## Supplied material
________________

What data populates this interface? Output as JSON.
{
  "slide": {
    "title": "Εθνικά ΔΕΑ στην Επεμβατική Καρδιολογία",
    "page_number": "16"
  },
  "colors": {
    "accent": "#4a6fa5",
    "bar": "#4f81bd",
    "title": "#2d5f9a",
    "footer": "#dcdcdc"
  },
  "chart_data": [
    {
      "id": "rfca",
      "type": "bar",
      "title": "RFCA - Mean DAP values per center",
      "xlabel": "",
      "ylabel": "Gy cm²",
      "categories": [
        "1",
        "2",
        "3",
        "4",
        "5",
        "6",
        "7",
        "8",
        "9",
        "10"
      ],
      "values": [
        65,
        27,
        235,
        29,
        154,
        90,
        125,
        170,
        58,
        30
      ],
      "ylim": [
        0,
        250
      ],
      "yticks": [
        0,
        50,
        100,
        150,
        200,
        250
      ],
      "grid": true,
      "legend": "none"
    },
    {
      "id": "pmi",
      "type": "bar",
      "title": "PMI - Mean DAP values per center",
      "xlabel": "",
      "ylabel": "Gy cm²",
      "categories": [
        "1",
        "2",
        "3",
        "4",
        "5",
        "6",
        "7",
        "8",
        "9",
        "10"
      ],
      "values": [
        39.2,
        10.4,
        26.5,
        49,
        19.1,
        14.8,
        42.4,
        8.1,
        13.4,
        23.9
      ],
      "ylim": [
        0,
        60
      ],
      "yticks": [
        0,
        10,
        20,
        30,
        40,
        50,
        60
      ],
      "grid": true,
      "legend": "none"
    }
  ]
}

________________

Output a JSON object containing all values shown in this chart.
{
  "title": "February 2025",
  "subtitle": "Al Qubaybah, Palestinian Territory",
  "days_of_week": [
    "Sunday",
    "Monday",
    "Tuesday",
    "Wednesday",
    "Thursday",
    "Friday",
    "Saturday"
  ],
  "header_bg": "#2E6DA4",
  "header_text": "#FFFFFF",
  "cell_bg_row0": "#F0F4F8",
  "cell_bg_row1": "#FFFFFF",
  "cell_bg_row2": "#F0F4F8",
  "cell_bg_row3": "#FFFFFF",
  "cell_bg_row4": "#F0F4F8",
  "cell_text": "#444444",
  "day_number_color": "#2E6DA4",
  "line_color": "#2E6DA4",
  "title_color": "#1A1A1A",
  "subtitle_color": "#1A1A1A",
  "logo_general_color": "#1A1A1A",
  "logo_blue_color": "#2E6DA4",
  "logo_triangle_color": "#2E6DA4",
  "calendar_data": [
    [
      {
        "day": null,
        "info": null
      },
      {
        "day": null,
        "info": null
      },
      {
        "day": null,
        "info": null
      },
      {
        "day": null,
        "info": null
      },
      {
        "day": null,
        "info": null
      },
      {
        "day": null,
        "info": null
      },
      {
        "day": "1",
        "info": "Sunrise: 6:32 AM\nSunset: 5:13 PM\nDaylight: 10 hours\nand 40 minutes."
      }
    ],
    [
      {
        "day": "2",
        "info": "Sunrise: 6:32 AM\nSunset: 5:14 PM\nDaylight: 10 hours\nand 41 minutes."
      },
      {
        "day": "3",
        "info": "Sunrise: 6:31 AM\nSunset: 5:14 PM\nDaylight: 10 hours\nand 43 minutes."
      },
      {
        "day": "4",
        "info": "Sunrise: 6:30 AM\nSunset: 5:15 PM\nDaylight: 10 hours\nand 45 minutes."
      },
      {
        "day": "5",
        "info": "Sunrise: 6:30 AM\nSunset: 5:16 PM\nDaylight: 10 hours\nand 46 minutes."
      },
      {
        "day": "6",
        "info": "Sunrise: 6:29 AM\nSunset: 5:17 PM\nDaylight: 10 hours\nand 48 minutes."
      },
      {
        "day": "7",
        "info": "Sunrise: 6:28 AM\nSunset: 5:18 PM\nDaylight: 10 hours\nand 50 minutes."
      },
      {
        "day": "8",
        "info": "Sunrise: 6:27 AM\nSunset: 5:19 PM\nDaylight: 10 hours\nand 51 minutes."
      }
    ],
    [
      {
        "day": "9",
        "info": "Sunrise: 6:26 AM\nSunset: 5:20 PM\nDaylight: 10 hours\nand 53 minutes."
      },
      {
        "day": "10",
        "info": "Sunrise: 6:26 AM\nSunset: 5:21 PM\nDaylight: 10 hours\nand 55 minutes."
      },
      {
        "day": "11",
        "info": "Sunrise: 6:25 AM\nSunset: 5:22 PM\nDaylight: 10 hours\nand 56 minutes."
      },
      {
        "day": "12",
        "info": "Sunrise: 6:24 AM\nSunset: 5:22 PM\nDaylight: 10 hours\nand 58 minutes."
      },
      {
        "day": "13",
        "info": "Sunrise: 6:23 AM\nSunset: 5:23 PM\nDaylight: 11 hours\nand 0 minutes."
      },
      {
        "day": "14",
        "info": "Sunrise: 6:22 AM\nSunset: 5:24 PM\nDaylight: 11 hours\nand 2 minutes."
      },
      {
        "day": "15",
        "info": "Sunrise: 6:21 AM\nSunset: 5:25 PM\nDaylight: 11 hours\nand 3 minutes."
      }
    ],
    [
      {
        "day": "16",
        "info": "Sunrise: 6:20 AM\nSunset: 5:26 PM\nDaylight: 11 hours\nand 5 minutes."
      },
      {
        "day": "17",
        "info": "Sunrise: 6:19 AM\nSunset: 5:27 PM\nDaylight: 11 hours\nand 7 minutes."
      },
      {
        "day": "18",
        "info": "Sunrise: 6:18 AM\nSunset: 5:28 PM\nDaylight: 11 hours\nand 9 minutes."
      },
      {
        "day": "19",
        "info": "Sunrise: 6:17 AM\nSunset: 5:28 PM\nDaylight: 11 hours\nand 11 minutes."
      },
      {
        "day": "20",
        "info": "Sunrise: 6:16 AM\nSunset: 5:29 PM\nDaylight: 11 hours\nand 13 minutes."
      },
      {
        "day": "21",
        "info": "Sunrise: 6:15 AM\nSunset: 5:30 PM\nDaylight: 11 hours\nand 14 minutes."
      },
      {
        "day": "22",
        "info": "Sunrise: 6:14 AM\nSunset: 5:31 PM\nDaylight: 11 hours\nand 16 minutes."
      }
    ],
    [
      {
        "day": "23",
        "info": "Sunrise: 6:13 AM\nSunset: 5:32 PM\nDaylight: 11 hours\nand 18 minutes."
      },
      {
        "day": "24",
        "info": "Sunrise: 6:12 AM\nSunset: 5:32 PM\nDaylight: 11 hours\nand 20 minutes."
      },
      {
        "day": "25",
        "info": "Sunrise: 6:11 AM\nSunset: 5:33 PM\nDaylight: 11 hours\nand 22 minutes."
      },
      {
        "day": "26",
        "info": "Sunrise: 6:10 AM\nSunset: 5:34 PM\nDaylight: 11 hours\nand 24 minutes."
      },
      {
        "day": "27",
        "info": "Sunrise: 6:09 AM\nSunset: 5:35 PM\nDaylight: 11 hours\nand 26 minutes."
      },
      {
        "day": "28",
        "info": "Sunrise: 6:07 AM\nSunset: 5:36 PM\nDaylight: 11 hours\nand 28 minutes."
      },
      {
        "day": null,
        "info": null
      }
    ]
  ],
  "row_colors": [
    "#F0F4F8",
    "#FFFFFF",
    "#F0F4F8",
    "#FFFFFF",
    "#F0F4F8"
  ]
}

________________

## Stated exercise
In the entries above, identify every line with the word "JSON". Copy those lines.

## The output
What data populates this interface? Output as JSON.
Output a JSON object containing all values shown in this chart.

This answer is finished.